Dataset rows about figures
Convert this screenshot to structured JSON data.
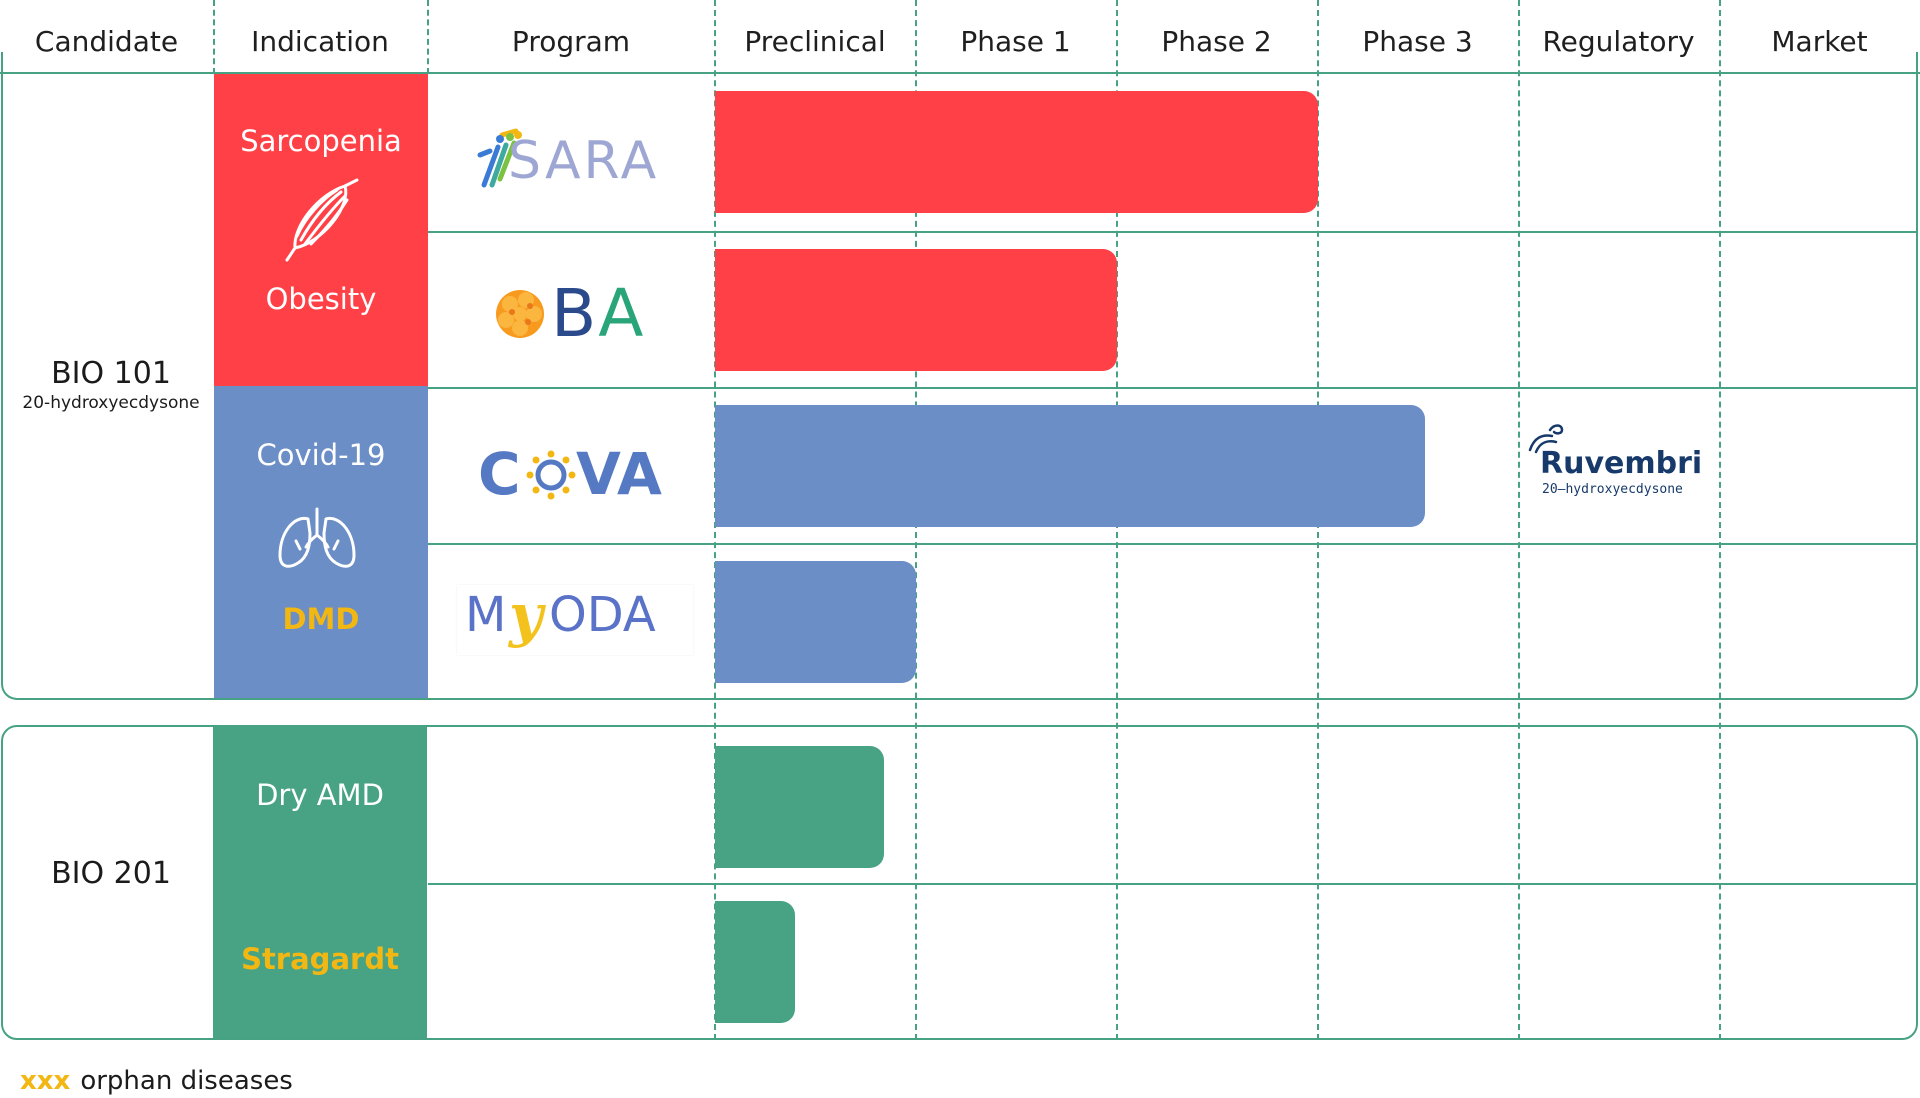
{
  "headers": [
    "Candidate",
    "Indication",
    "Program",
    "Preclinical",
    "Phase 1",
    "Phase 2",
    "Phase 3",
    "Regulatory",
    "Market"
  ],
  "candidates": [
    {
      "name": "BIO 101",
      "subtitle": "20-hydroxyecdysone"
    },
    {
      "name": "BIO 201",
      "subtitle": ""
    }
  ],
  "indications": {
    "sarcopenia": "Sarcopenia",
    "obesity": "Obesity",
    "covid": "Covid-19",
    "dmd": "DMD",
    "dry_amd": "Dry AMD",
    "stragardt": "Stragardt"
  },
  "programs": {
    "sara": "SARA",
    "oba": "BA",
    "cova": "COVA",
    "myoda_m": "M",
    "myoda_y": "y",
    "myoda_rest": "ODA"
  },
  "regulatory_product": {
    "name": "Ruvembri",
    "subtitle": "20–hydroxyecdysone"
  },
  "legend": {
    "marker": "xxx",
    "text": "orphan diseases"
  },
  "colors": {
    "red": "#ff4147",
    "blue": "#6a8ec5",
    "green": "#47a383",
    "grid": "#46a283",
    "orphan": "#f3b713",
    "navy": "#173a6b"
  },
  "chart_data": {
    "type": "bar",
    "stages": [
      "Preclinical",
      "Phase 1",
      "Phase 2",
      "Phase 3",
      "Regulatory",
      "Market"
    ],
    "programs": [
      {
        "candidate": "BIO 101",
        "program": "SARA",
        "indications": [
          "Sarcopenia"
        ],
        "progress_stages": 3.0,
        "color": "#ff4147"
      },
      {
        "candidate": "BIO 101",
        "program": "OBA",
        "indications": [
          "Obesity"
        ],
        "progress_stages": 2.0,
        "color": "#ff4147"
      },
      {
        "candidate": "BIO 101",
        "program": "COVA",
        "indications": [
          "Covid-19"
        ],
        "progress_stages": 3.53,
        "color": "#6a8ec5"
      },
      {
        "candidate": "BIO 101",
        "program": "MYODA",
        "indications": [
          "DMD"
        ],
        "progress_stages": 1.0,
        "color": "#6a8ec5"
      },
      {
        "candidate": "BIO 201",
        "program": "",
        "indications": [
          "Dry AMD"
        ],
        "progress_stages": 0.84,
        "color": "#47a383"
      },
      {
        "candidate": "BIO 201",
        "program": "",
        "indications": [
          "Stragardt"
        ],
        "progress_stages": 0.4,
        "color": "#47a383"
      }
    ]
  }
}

==

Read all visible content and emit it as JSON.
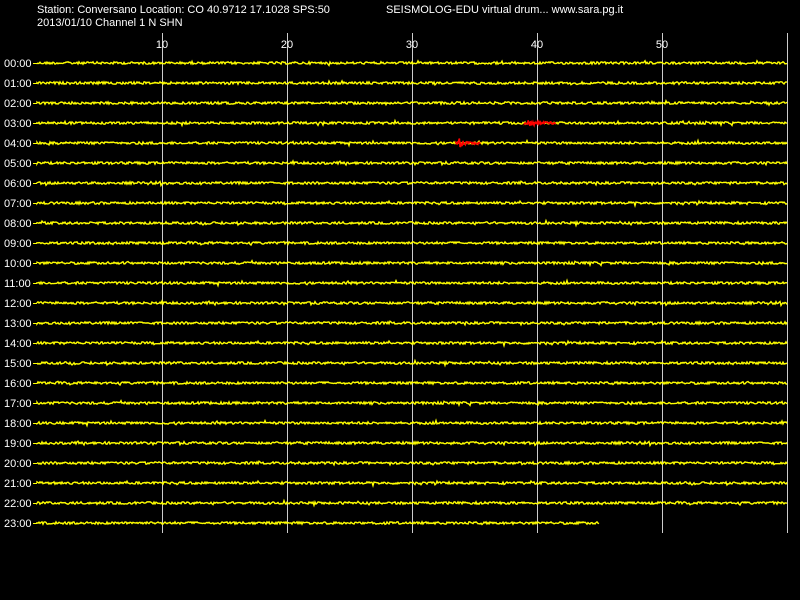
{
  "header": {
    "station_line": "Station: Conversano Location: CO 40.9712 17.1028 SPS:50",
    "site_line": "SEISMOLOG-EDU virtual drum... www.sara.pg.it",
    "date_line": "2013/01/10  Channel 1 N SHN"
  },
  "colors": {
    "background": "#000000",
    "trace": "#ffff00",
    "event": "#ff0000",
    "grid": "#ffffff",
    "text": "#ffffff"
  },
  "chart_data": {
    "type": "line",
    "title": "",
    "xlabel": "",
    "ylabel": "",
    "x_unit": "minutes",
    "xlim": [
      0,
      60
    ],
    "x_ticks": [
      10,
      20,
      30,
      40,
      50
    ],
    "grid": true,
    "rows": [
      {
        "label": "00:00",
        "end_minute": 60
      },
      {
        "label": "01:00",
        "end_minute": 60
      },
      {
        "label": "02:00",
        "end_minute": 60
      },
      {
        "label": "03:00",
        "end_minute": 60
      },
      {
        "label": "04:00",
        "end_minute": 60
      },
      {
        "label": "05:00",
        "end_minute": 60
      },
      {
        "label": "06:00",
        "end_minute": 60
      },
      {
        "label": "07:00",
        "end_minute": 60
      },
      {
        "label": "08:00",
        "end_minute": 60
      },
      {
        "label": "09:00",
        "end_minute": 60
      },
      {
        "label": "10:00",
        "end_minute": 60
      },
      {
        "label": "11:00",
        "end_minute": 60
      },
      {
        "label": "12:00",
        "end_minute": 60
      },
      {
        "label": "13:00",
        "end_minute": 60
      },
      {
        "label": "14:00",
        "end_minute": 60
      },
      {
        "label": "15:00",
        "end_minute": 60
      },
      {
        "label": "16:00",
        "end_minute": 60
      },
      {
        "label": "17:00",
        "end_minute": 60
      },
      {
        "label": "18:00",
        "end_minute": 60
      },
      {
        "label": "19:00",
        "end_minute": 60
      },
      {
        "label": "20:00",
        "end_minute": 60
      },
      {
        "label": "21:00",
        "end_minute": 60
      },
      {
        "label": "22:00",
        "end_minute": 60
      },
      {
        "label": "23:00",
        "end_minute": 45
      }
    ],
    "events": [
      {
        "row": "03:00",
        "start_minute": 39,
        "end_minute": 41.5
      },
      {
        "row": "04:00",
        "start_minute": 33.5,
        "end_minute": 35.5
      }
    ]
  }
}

**Problem statement:**
How many of the listing's lines contain "Sarcopenia"? Respond with a single number and nothing else.

**Worked solution:**
2